- Short problem -
For the data below, work out how many lines include the string "United" and report only the number.

Records about charts and figures
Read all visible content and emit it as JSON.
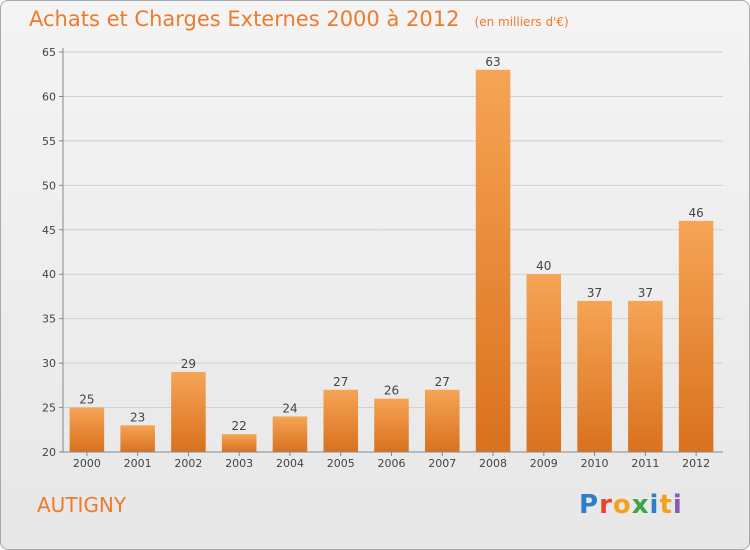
{
  "chart_data": {
    "type": "bar",
    "title": "Achats et Charges Externes 2000 à 2012",
    "subtitle": "(en milliers d'€)",
    "categories": [
      "2000",
      "2001",
      "2002",
      "2003",
      "2004",
      "2005",
      "2006",
      "2007",
      "2008",
      "2009",
      "2010",
      "2011",
      "2012"
    ],
    "values": [
      25,
      23,
      29,
      22,
      24,
      27,
      26,
      27,
      63,
      40,
      37,
      37,
      46
    ],
    "ylim": [
      20,
      65
    ],
    "yticks": [
      20,
      25,
      30,
      35,
      40,
      45,
      50,
      55,
      60,
      65
    ],
    "grid": true,
    "bar_color": "#f08a2e",
    "text_color": "#ef7a2c"
  },
  "footer": {
    "commune": "AUTIGNY",
    "logo_letters": [
      "P",
      "r",
      "o",
      "x",
      "i",
      "t",
      "i"
    ],
    "logo_colors": [
      "#2e7ec9",
      "#e8432e",
      "#f3a11c",
      "#3aa648",
      "#2e7ec9",
      "#f3a11c",
      "#8a59b5"
    ]
  }
}
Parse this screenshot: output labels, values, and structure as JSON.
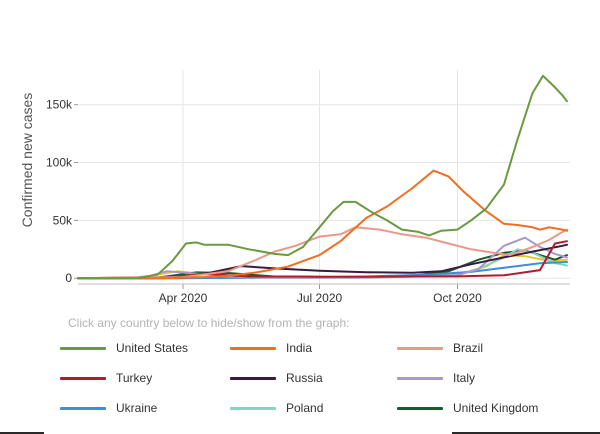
{
  "instructions": "Click any country below to hide/show from the graph:",
  "chart_data": {
    "type": "line",
    "ylabel": "Confirmed new cases",
    "xlabel": "",
    "ylim": [
      -5000,
      180000
    ],
    "xlim": [
      "2020-01-22",
      "2020-12-15"
    ],
    "grid": true,
    "legend_position": "bottom",
    "y_ticks": [
      {
        "value": 0,
        "label": "0"
      },
      {
        "value": 50000,
        "label": "50k"
      },
      {
        "value": 100000,
        "label": "100k"
      },
      {
        "value": 150000,
        "label": "150k"
      }
    ],
    "x_ticks": [
      {
        "date": "2020-04-01",
        "label": "Apr 2020"
      },
      {
        "date": "2020-07-01",
        "label": "Jul 2020"
      },
      {
        "date": "2020-10-01",
        "label": "Oct 2020"
      }
    ],
    "series": [
      {
        "name": "United States",
        "color": "#6a9a3f",
        "points": [
          [
            "2020-01-22",
            0
          ],
          [
            "2020-03-01",
            0
          ],
          [
            "2020-03-15",
            3000
          ],
          [
            "2020-03-25",
            15000
          ],
          [
            "2020-04-03",
            30000
          ],
          [
            "2020-04-10",
            31000
          ],
          [
            "2020-04-15",
            29000
          ],
          [
            "2020-05-01",
            29000
          ],
          [
            "2020-05-15",
            25000
          ],
          [
            "2020-06-01",
            21000
          ],
          [
            "2020-06-10",
            20000
          ],
          [
            "2020-06-20",
            27000
          ],
          [
            "2020-07-01",
            44000
          ],
          [
            "2020-07-10",
            58000
          ],
          [
            "2020-07-17",
            66000
          ],
          [
            "2020-07-25",
            66000
          ],
          [
            "2020-08-05",
            57000
          ],
          [
            "2020-08-15",
            50000
          ],
          [
            "2020-08-25",
            42000
          ],
          [
            "2020-09-05",
            40000
          ],
          [
            "2020-09-12",
            37000
          ],
          [
            "2020-09-20",
            41000
          ],
          [
            "2020-10-01",
            42000
          ],
          [
            "2020-10-10",
            50000
          ],
          [
            "2020-10-20",
            60000
          ],
          [
            "2020-11-01",
            81000
          ],
          [
            "2020-11-10",
            120000
          ],
          [
            "2020-11-20",
            160000
          ],
          [
            "2020-11-27",
            175000
          ],
          [
            "2020-12-01",
            170000
          ],
          [
            "2020-12-05",
            165000
          ],
          [
            "2020-12-10",
            158000
          ],
          [
            "2020-12-13",
            153000
          ]
        ]
      },
      {
        "name": "India",
        "color": "#f06e1f",
        "points": [
          [
            "2020-01-22",
            0
          ],
          [
            "2020-03-20",
            0
          ],
          [
            "2020-04-15",
            1000
          ],
          [
            "2020-05-01",
            2000
          ],
          [
            "2020-05-20",
            5000
          ],
          [
            "2020-06-10",
            10000
          ],
          [
            "2020-07-01",
            20000
          ],
          [
            "2020-07-15",
            32000
          ],
          [
            "2020-08-01",
            52000
          ],
          [
            "2020-08-15",
            62000
          ],
          [
            "2020-09-01",
            78000
          ],
          [
            "2020-09-15",
            93000
          ],
          [
            "2020-09-25",
            88000
          ],
          [
            "2020-10-05",
            75000
          ],
          [
            "2020-10-20",
            58000
          ],
          [
            "2020-11-01",
            47000
          ],
          [
            "2020-11-10",
            46000
          ],
          [
            "2020-11-20",
            44000
          ],
          [
            "2020-11-25",
            42000
          ],
          [
            "2020-12-01",
            44000
          ],
          [
            "2020-12-10",
            42000
          ],
          [
            "2020-12-13",
            41000
          ]
        ]
      },
      {
        "name": "Brazil",
        "color": "#e69a8b",
        "points": [
          [
            "2020-01-22",
            0
          ],
          [
            "2020-04-01",
            1000
          ],
          [
            "2020-05-01",
            6000
          ],
          [
            "2020-05-20",
            16000
          ],
          [
            "2020-06-01",
            23000
          ],
          [
            "2020-06-15",
            28000
          ],
          [
            "2020-07-01",
            36000
          ],
          [
            "2020-07-15",
            38000
          ],
          [
            "2020-07-25",
            44000
          ],
          [
            "2020-08-10",
            42000
          ],
          [
            "2020-08-25",
            38000
          ],
          [
            "2020-09-10",
            35000
          ],
          [
            "2020-09-25",
            30000
          ],
          [
            "2020-10-10",
            25000
          ],
          [
            "2020-10-25",
            22000
          ],
          [
            "2020-11-05",
            20000
          ],
          [
            "2020-11-20",
            27000
          ],
          [
            "2020-12-01",
            33000
          ],
          [
            "2020-12-10",
            40000
          ],
          [
            "2020-12-13",
            42000
          ]
        ]
      },
      {
        "name": "Turkey",
        "color": "#b01c2e",
        "points": [
          [
            "2020-01-22",
            0
          ],
          [
            "2020-03-20",
            0
          ],
          [
            "2020-04-15",
            4000
          ],
          [
            "2020-05-01",
            2500
          ],
          [
            "2020-05-15",
            1500
          ],
          [
            "2020-06-15",
            1500
          ],
          [
            "2020-07-01",
            1200
          ],
          [
            "2020-08-01",
            1200
          ],
          [
            "2020-09-01",
            1600
          ],
          [
            "2020-10-01",
            1600
          ],
          [
            "2020-11-01",
            2500
          ],
          [
            "2020-11-25",
            7000
          ],
          [
            "2020-12-05",
            30000
          ],
          [
            "2020-12-13",
            32000
          ]
        ]
      },
      {
        "name": "Russia",
        "color": "#3b1a3e",
        "points": [
          [
            "2020-01-22",
            0
          ],
          [
            "2020-04-01",
            1000
          ],
          [
            "2020-04-20",
            5000
          ],
          [
            "2020-05-10",
            10500
          ],
          [
            "2020-06-01",
            8500
          ],
          [
            "2020-07-01",
            6500
          ],
          [
            "2020-08-01",
            5200
          ],
          [
            "2020-09-01",
            4800
          ],
          [
            "2020-09-20",
            6000
          ],
          [
            "2020-10-10",
            12000
          ],
          [
            "2020-11-01",
            18000
          ],
          [
            "2020-11-20",
            23000
          ],
          [
            "2020-12-10",
            28000
          ],
          [
            "2020-12-13",
            29000
          ]
        ]
      },
      {
        "name": "Italy",
        "color": "#a899c8",
        "points": [
          [
            "2020-01-22",
            0
          ],
          [
            "2020-02-25",
            0
          ],
          [
            "2020-03-10",
            2000
          ],
          [
            "2020-03-21",
            6000
          ],
          [
            "2020-04-10",
            4000
          ],
          [
            "2020-05-01",
            1500
          ],
          [
            "2020-06-01",
            300
          ],
          [
            "2020-08-01",
            400
          ],
          [
            "2020-09-01",
            1400
          ],
          [
            "2020-10-01",
            2500
          ],
          [
            "2020-10-15",
            8000
          ],
          [
            "2020-11-01",
            28000
          ],
          [
            "2020-11-15",
            35000
          ],
          [
            "2020-11-25",
            27000
          ],
          [
            "2020-12-05",
            21000
          ],
          [
            "2020-12-13",
            18000
          ]
        ]
      },
      {
        "name": "Ukraine",
        "color": "#3d8dd9",
        "points": [
          [
            "2020-01-22",
            0
          ],
          [
            "2020-04-01",
            0
          ],
          [
            "2020-06-01",
            600
          ],
          [
            "2020-08-01",
            1500
          ],
          [
            "2020-09-10",
            3000
          ],
          [
            "2020-10-10",
            5500
          ],
          [
            "2020-11-01",
            9000
          ],
          [
            "2020-11-25",
            13000
          ],
          [
            "2020-12-13",
            14000
          ]
        ]
      },
      {
        "name": "Poland",
        "color": "#7fd6c1",
        "points": [
          [
            "2020-01-22",
            0
          ],
          [
            "2020-04-01",
            300
          ],
          [
            "2020-08-01",
            700
          ],
          [
            "2020-09-25",
            1700
          ],
          [
            "2020-10-15",
            8000
          ],
          [
            "2020-11-01",
            18000
          ],
          [
            "2020-11-10",
            25000
          ],
          [
            "2020-11-20",
            22000
          ],
          [
            "2020-12-05",
            13000
          ],
          [
            "2020-12-13",
            11000
          ]
        ]
      },
      {
        "name": "United Kingdom",
        "color": "#1b5a2c",
        "points": [
          [
            "2020-01-22",
            0
          ],
          [
            "2020-03-15",
            500
          ],
          [
            "2020-04-10",
            5000
          ],
          [
            "2020-05-01",
            4500
          ],
          [
            "2020-06-01",
            1500
          ],
          [
            "2020-08-01",
            900
          ],
          [
            "2020-09-01",
            2000
          ],
          [
            "2020-09-25",
            6000
          ],
          [
            "2020-10-15",
            16000
          ],
          [
            "2020-11-01",
            22000
          ],
          [
            "2020-11-15",
            24000
          ],
          [
            "2020-12-05",
            16000
          ],
          [
            "2020-12-13",
            20000
          ]
        ]
      },
      {
        "name": "",
        "color": "#ecc81f",
        "points": [
          [
            "2020-01-22",
            0
          ],
          [
            "2020-03-05",
            1000
          ],
          [
            "2020-03-28",
            6000
          ],
          [
            "2020-04-20",
            3000
          ],
          [
            "2020-05-15",
            1000
          ],
          [
            "2020-07-01",
            700
          ],
          [
            "2020-09-01",
            1500
          ],
          [
            "2020-10-01",
            3000
          ],
          [
            "2020-10-20",
            10000
          ],
          [
            "2020-11-01",
            20000
          ],
          [
            "2020-11-15",
            19000
          ],
          [
            "2020-12-01",
            15000
          ],
          [
            "2020-12-13",
            16000
          ]
        ]
      }
    ]
  }
}
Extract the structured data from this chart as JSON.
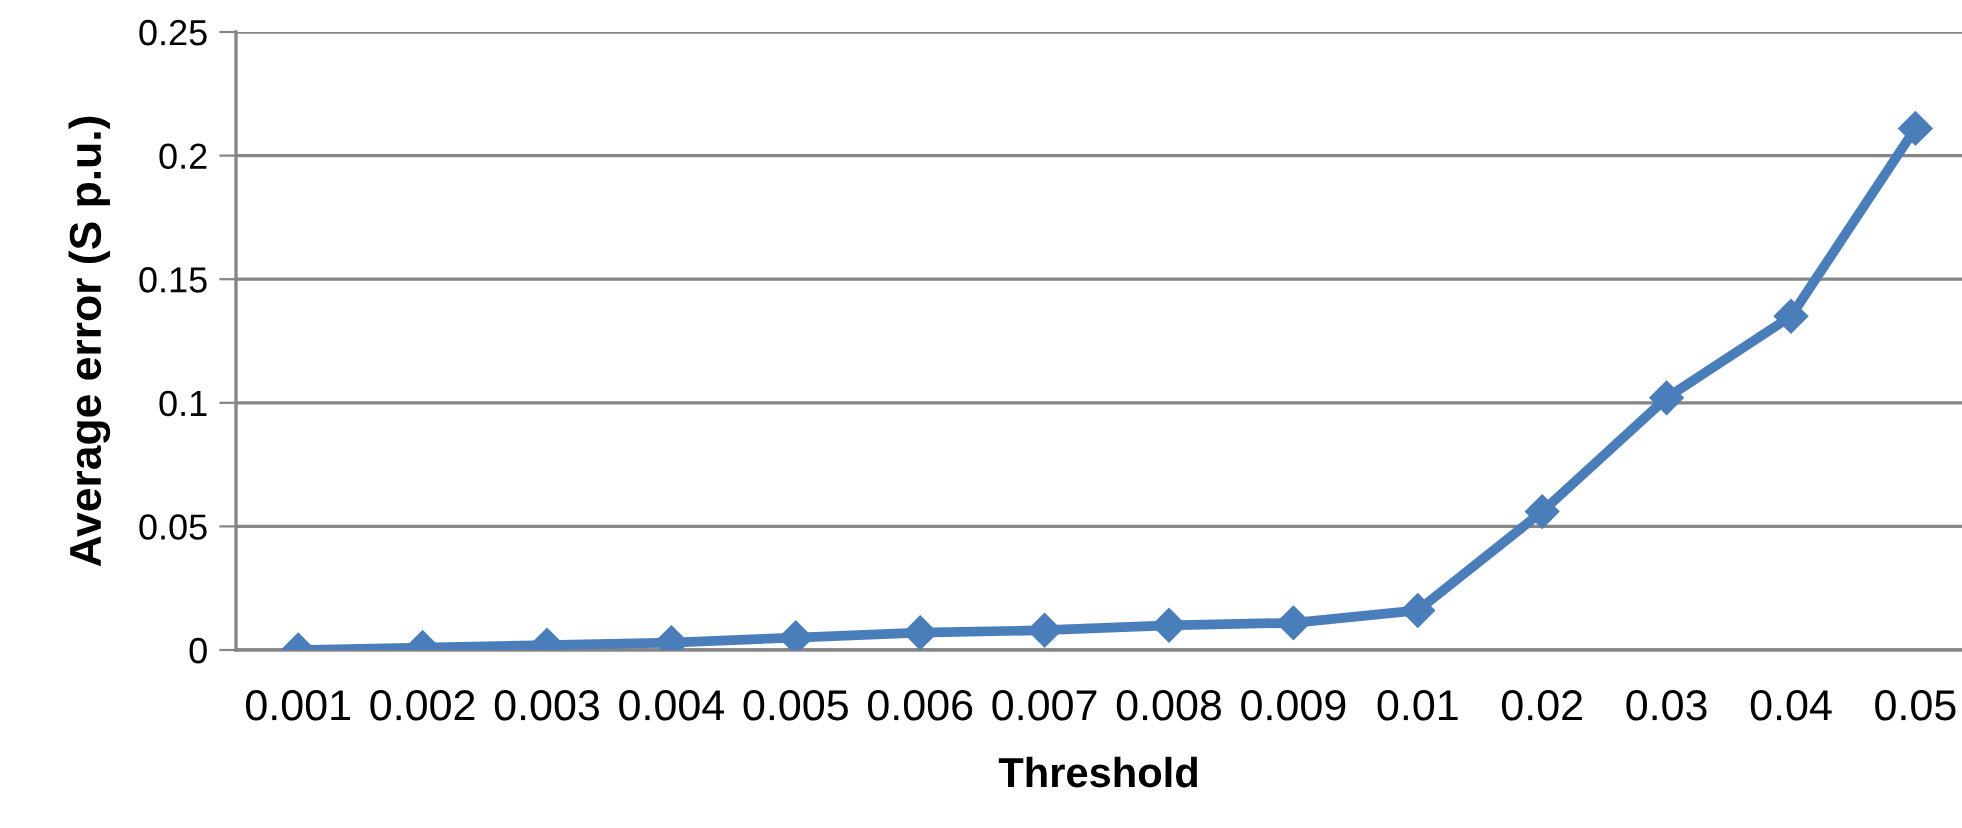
{
  "chart_data": {
    "type": "line",
    "xlabel": "Threshold",
    "ylabel": "Average error (S p.u.)",
    "categories": [
      "0.001",
      "0.002",
      "0.003",
      "0.004",
      "0.005",
      "0.006",
      "0.007",
      "0.008",
      "0.009",
      "0.01",
      "0.02",
      "0.03",
      "0.04",
      "0.05"
    ],
    "series": [
      {
        "color": "#4a7ebb",
        "values": [
          0,
          0.001,
          0.002,
          0.003,
          0.005,
          0.007,
          0.008,
          0.01,
          0.011,
          0.016,
          0.056,
          0.102,
          0.135,
          0.211
        ]
      }
    ],
    "ylim": [
      0,
      0.25
    ],
    "yticks": [
      0,
      0.05,
      0.1,
      0.15,
      0.2,
      0.25
    ],
    "grid": "y",
    "marker": "diamond",
    "line_style": "solid"
  }
}
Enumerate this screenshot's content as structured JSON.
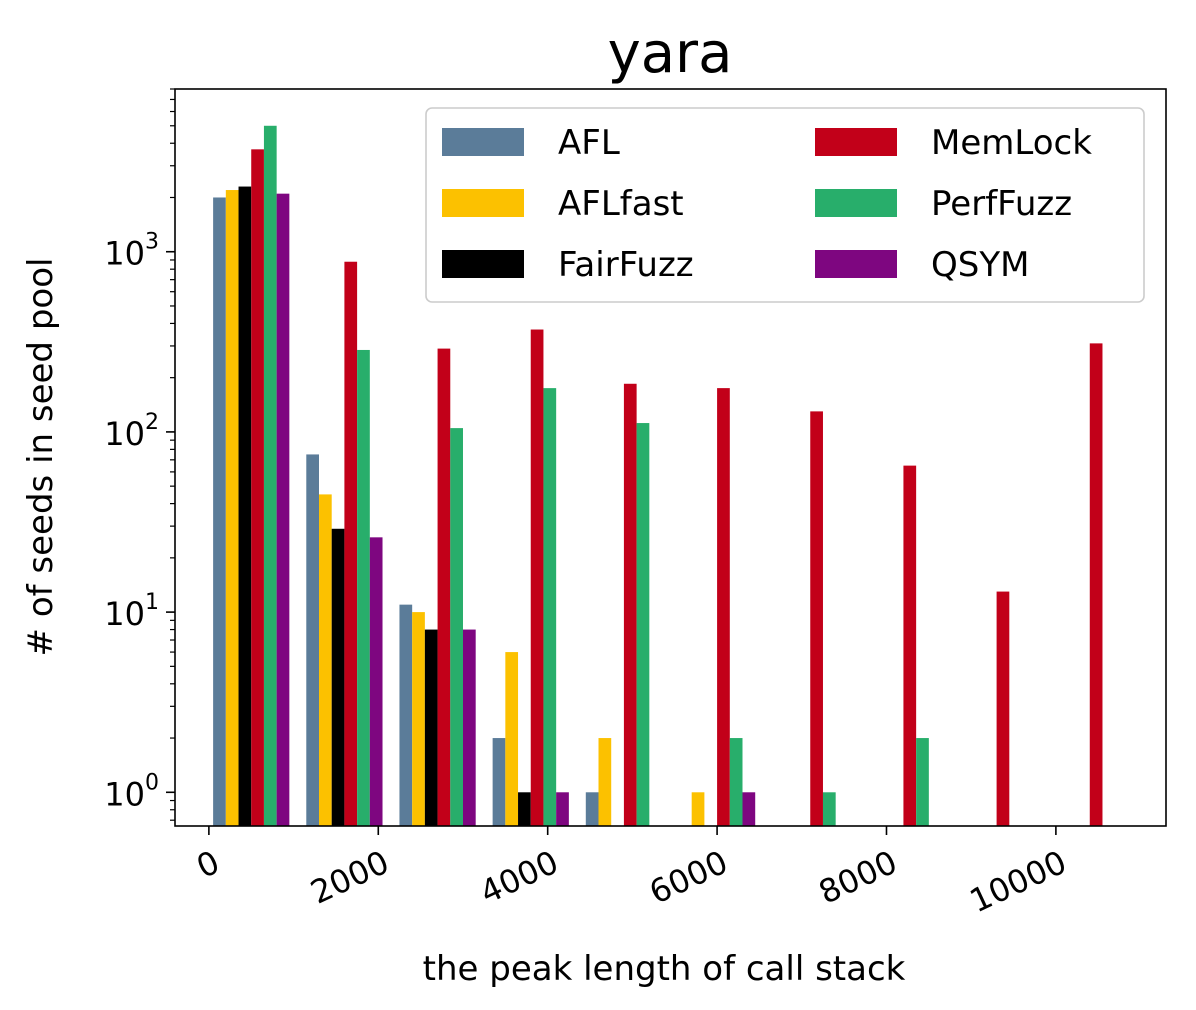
{
  "chart_data": {
    "type": "bar",
    "title": "yara",
    "xlabel": "the peak length of call stack",
    "ylabel": "# of seeds in seed pool",
    "y_scale": "log",
    "ylim": [
      0.65,
      8000
    ],
    "xlim": [
      -400,
      11300
    ],
    "grid": false,
    "legend_position": "top-right",
    "legend_columns": 2,
    "x_ticks": [
      0,
      2000,
      4000,
      6000,
      8000,
      10000
    ],
    "x_tick_labels": [
      "0",
      "2000",
      "4000",
      "6000",
      "8000",
      "10000"
    ],
    "y_ticks": [
      {
        "base": "10",
        "exp": "0",
        "value": 1
      },
      {
        "base": "10",
        "exp": "1",
        "value": 10
      },
      {
        "base": "10",
        "exp": "2",
        "value": 100
      },
      {
        "base": "10",
        "exp": "3",
        "value": 1000
      }
    ],
    "bin_centers": [
      500,
      1600,
      2700,
      3800,
      4900,
      6000,
      7100,
      8200,
      9300,
      10400
    ],
    "bar_width": 150,
    "series": [
      {
        "name": "AFL",
        "color": "#5b7c99",
        "values": [
          2000,
          75,
          11,
          2,
          1,
          0,
          0,
          0,
          0,
          0
        ]
      },
      {
        "name": "AFLfast",
        "color": "#fcc100",
        "values": [
          2200,
          45,
          10,
          6,
          2,
          1,
          0,
          0,
          0,
          0
        ]
      },
      {
        "name": "FairFuzz",
        "color": "#000000",
        "values": [
          2300,
          29,
          8,
          1,
          0,
          0,
          0,
          0,
          0,
          0
        ]
      },
      {
        "name": "MemLock",
        "color": "#c20019",
        "values": [
          3700,
          880,
          290,
          370,
          185,
          175,
          130,
          65,
          13,
          310
        ]
      },
      {
        "name": "PerfFuzz",
        "color": "#28ae6b",
        "values": [
          5000,
          285,
          105,
          175,
          112,
          2,
          1,
          2,
          0,
          0
        ]
      },
      {
        "name": "QSYM",
        "color": "#7e0680",
        "values": [
          2100,
          26,
          8,
          1,
          0,
          1,
          0,
          0,
          0,
          0
        ]
      }
    ]
  }
}
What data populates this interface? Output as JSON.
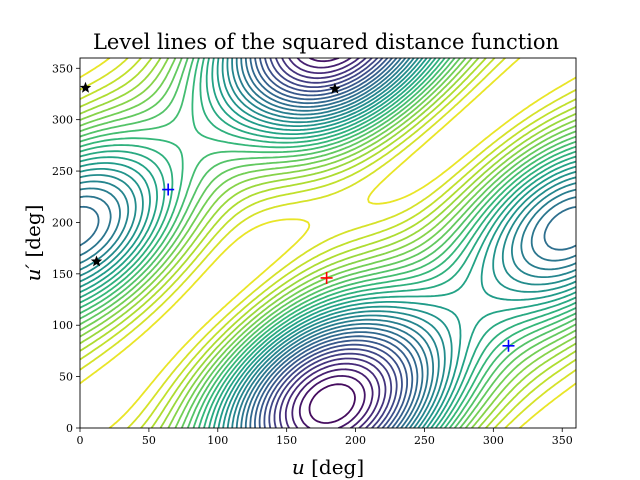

- Expected output -
2